==== Given information ====

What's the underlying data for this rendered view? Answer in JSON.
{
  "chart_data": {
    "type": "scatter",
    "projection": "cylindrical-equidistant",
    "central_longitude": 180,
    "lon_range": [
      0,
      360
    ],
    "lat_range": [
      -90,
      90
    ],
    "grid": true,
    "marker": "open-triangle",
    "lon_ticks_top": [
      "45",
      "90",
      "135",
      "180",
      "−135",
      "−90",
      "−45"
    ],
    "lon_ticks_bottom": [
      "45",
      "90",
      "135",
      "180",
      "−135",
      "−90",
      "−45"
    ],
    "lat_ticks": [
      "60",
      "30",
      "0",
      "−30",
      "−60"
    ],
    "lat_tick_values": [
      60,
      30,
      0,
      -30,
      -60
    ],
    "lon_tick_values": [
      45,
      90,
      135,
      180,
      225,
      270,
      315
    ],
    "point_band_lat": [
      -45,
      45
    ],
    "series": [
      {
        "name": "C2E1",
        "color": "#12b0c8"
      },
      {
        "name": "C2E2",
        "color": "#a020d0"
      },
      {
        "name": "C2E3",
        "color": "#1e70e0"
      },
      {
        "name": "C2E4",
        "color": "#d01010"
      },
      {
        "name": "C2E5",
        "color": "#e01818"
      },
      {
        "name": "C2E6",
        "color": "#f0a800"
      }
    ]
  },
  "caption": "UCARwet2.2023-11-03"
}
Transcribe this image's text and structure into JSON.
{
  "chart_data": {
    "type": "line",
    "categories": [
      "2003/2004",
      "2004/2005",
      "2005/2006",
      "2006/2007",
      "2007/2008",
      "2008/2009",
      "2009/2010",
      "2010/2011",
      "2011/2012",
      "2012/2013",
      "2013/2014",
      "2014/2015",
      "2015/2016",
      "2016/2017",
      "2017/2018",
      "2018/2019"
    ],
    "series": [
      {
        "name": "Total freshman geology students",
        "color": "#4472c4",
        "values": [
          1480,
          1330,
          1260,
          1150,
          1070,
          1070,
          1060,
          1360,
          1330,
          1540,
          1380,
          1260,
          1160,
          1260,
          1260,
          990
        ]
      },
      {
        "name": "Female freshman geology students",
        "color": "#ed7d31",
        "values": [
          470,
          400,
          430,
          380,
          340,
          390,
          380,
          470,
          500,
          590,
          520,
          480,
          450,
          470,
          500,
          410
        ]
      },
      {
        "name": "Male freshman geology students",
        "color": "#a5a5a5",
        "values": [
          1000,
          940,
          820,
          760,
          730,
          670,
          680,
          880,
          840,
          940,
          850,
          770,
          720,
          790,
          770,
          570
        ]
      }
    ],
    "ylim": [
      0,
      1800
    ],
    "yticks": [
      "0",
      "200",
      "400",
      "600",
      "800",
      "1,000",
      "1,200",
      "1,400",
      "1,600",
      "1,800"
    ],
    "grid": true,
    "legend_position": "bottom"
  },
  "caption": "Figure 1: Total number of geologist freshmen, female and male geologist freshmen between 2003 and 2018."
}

====

### Brief
Copy all the records above exactly, missing none.

### Answer to the problem
What's the underlying data for this rendered view? Answer in JSON.
{
  "chart_data": {
    "type": "scatter",
    "projection": "cylindrical-equidistant",
    "central_longitude": 180,
    "lon_range": [
      0,
      360
    ],
    "lat_range": [
      -90,
      90
    ],
    "grid": true,
    "marker": "open-triangle",
    "lon_ticks_top": [
      "45",
      "90",
      "135",
      "180",
      "−135",
      "−90",
      "−45"
    ],
    "lon_ticks_bottom": [
      "45",
      "90",
      "135",
      "180",
      "−135",
      "−90",
      "−45"
    ],
    "lat_ticks": [
      "60",
      "30",
      "0",
      "−30",
      "−60"
    ],
    "lat_tick_values": [
      60,
      30,
      0,
      -30,
      -60
    ],
    "lon_tick_values": [
      45,
      90,
      135,
      180,
      225,
      270,
      315
    ],
    "point_band_lat": [
      -45,
      45
    ],
    "series": [
      {
        "name": "C2E1",
        "color": "#12b0c8"
      },
      {
        "name": "C2E2",
        "color": "#a020d0"
      },
      {
        "name": "C2E3",
        "color": "#1e70e0"
      },
      {
        "name": "C2E4",
        "color": "#d01010"
      },
      {
        "name": "C2E5",
        "color": "#e01818"
      },
      {
        "name": "C2E6",
        "color": "#f0a800"
      }
    ]
  },
  "caption": "UCARwet2.2023-11-03"
}
Transcribe this image's text and structure into JSON.
{
  "chart_data": {
    "type": "line",
    "categories": [
      "2003/2004",
      "2004/2005",
      "2005/2006",
      "2006/2007",
      "2007/2008",
      "2008/2009",
      "2009/2010",
      "2010/2011",
      "2011/2012",
      "2012/2013",
      "2013/2014",
      "2014/2015",
      "2015/2016",
      "2016/2017",
      "2017/2018",
      "2018/2019"
    ],
    "series": [
      {
        "name": "Total freshman geology students",
        "color": "#4472c4",
        "values": [
          1480,
          1330,
          1260,
          1150,
          1070,
          1070,
          1060,
          1360,
          1330,
          1540,
          1380,
          1260,
          1160,
          1260,
          1260,
          990
        ]
      },
      {
        "name": "Female freshman geology students",
        "color": "#ed7d31",
        "values": [
          470,
          400,
          430,
          380,
          340,
          390,
          380,
          470,
          500,
          590,
          520,
          480,
          450,
          470,
          500,
          410
        ]
      },
      {
        "name": "Male freshman geology students",
        "color": "#a5a5a5",
        "values": [
          1000,
          940,
          820,
          760,
          730,
          670,
          680,
          880,
          840,
          940,
          850,
          770,
          720,
          790,
          770,
          570
        ]
      }
    ],
    "ylim": [
      0,
      1800
    ],
    "yticks": [
      "0",
      "200",
      "400",
      "600",
      "800",
      "1,000",
      "1,200",
      "1,400",
      "1,600",
      "1,800"
    ],
    "grid": true,
    "legend_position": "bottom"
  },
  "caption": "Figure 1: Total number of geologist freshmen, female and male geologist freshmen between 2003 and 2018."
}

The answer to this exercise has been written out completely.